◆ INPUT ROWS:
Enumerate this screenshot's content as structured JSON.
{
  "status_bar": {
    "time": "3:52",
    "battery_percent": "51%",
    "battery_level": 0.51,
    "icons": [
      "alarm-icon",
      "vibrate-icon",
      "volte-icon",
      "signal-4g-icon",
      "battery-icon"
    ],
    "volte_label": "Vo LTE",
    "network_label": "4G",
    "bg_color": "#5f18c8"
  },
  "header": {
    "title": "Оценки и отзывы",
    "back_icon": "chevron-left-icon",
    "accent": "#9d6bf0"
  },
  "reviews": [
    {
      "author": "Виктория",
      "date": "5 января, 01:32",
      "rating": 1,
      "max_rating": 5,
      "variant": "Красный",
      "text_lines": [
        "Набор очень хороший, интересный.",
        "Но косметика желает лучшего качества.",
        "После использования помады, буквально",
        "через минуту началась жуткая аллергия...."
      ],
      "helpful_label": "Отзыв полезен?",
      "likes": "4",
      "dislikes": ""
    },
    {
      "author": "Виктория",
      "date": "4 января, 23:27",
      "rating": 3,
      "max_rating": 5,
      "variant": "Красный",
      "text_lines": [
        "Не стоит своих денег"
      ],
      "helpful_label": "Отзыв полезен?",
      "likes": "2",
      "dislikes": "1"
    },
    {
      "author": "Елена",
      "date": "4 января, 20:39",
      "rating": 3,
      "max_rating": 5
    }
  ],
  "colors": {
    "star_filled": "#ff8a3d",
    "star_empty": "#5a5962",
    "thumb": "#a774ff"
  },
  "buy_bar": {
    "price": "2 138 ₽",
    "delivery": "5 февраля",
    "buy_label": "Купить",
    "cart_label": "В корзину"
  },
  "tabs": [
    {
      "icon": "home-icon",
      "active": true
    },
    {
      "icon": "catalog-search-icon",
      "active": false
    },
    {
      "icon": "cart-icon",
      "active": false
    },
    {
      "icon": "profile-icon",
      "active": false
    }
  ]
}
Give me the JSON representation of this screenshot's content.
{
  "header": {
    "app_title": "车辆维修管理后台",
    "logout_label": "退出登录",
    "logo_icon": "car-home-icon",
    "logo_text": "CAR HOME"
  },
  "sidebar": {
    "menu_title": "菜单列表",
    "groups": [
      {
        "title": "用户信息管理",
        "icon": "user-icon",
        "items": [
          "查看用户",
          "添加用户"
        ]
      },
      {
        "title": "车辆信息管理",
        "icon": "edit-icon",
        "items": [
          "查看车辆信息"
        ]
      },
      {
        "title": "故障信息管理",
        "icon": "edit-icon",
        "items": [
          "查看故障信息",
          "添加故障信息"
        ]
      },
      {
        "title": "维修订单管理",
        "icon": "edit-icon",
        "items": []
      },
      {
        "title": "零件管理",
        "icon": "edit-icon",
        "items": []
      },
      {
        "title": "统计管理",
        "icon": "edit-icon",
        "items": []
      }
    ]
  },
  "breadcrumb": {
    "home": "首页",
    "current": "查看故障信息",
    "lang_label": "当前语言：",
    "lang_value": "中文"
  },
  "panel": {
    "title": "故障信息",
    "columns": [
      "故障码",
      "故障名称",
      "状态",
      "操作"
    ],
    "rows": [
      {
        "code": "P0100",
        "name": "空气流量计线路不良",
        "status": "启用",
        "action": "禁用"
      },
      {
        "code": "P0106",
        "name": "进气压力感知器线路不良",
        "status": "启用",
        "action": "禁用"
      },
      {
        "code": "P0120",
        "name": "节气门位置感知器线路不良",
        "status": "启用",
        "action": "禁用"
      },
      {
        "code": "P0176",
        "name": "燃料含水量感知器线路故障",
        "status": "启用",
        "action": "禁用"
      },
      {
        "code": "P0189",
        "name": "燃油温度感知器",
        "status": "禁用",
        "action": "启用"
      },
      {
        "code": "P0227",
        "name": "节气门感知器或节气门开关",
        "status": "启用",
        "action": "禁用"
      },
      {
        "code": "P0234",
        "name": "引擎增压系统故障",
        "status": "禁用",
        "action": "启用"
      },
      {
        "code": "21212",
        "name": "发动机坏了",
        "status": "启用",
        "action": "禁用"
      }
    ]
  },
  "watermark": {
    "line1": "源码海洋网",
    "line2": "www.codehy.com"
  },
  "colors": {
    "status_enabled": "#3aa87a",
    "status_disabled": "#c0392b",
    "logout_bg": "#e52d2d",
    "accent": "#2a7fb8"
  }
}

◆ WHAT IS REQUIRED: Extract all of the data shown above and repeat it verbatim.

◆ CORRECT OUTPUT:
Enumerate this screenshot's content as structured JSON.
{
  "status_bar": {
    "time": "3:52",
    "battery_percent": "51%",
    "battery_level": 0.51,
    "icons": [
      "alarm-icon",
      "vibrate-icon",
      "volte-icon",
      "signal-4g-icon",
      "battery-icon"
    ],
    "volte_label": "Vo LTE",
    "network_label": "4G",
    "bg_color": "#5f18c8"
  },
  "header": {
    "title": "Оценки и отзывы",
    "back_icon": "chevron-left-icon",
    "accent": "#9d6bf0"
  },
  "reviews": [
    {
      "author": "Виктория",
      "date": "5 января, 01:32",
      "rating": 1,
      "max_rating": 5,
      "variant": "Красный",
      "text_lines": [
        "Набор очень хороший, интересный.",
        "Но косметика желает лучшего качества.",
        "После использования помады, буквально",
        "через минуту началась жуткая аллергия...."
      ],
      "helpful_label": "Отзыв полезен?",
      "likes": "4",
      "dislikes": ""
    },
    {
      "author": "Виктория",
      "date": "4 января, 23:27",
      "rating": 3,
      "max_rating": 5,
      "variant": "Красный",
      "text_lines": [
        "Не стоит своих денег"
      ],
      "helpful_label": "Отзыв полезен?",
      "likes": "2",
      "dislikes": "1"
    },
    {
      "author": "Елена",
      "date": "4 января, 20:39",
      "rating": 3,
      "max_rating": 5
    }
  ],
  "colors": {
    "star_filled": "#ff8a3d",
    "star_empty": "#5a5962",
    "thumb": "#a774ff"
  },
  "buy_bar": {
    "price": "2 138 ₽",
    "delivery": "5 февраля",
    "buy_label": "Купить",
    "cart_label": "В корзину"
  },
  "tabs": [
    {
      "icon": "home-icon",
      "active": true
    },
    {
      "icon": "catalog-search-icon",
      "active": false
    },
    {
      "icon": "cart-icon",
      "active": false
    },
    {
      "icon": "profile-icon",
      "active": false
    }
  ]
}
Give me the JSON representation of this screenshot's content.
{
  "header": {
    "app_title": "车辆维修管理后台",
    "logout_label": "退出登录",
    "logo_icon": "car-home-icon",
    "logo_text": "CAR HOME"
  },
  "sidebar": {
    "menu_title": "菜单列表",
    "groups": [
      {
        "title": "用户信息管理",
        "icon": "user-icon",
        "items": [
          "查看用户",
          "添加用户"
        ]
      },
      {
        "title": "车辆信息管理",
        "icon": "edit-icon",
        "items": [
          "查看车辆信息"
        ]
      },
      {
        "title": "故障信息管理",
        "icon": "edit-icon",
        "items": [
          "查看故障信息",
          "添加故障信息"
        ]
      },
      {
        "title": "维修订单管理",
        "icon": "edit-icon",
        "items": []
      },
      {
        "title": "零件管理",
        "icon": "edit-icon",
        "items": []
      },
      {
        "title": "统计管理",
        "icon": "edit-icon",
        "items": []
      }
    ]
  },
  "breadcrumb": {
    "home": "首页",
    "current": "查看故障信息",
    "lang_label": "当前语言：",
    "lang_value": "中文"
  },
  "panel": {
    "title": "故障信息",
    "columns": [
      "故障码",
      "故障名称",
      "状态",
      "操作"
    ],
    "rows": [
      {
        "code": "P0100",
        "name": "空气流量计线路不良",
        "status": "启用",
        "action": "禁用"
      },
      {
        "code": "P0106",
        "name": "进气压力感知器线路不良",
        "status": "启用",
        "action": "禁用"
      },
      {
        "code": "P0120",
        "name": "节气门位置感知器线路不良",
        "status": "启用",
        "action": "禁用"
      },
      {
        "code": "P0176",
        "name": "燃料含水量感知器线路故障",
        "status": "启用",
        "action": "禁用"
      },
      {
        "code": "P0189",
        "name": "燃油温度感知器",
        "status": "禁用",
        "action": "启用"
      },
      {
        "code": "P0227",
        "name": "节气门感知器或节气门开关",
        "status": "启用",
        "action": "禁用"
      },
      {
        "code": "P0234",
        "name": "引擎增压系统故障",
        "status": "禁用",
        "action": "启用"
      },
      {
        "code": "21212",
        "name": "发动机坏了",
        "status": "启用",
        "action": "禁用"
      }
    ]
  },
  "watermark": {
    "line1": "源码海洋网",
    "line2": "www.codehy.com"
  },
  "colors": {
    "status_enabled": "#3aa87a",
    "status_disabled": "#c0392b",
    "logout_bg": "#e52d2d",
    "accent": "#2a7fb8"
  }
}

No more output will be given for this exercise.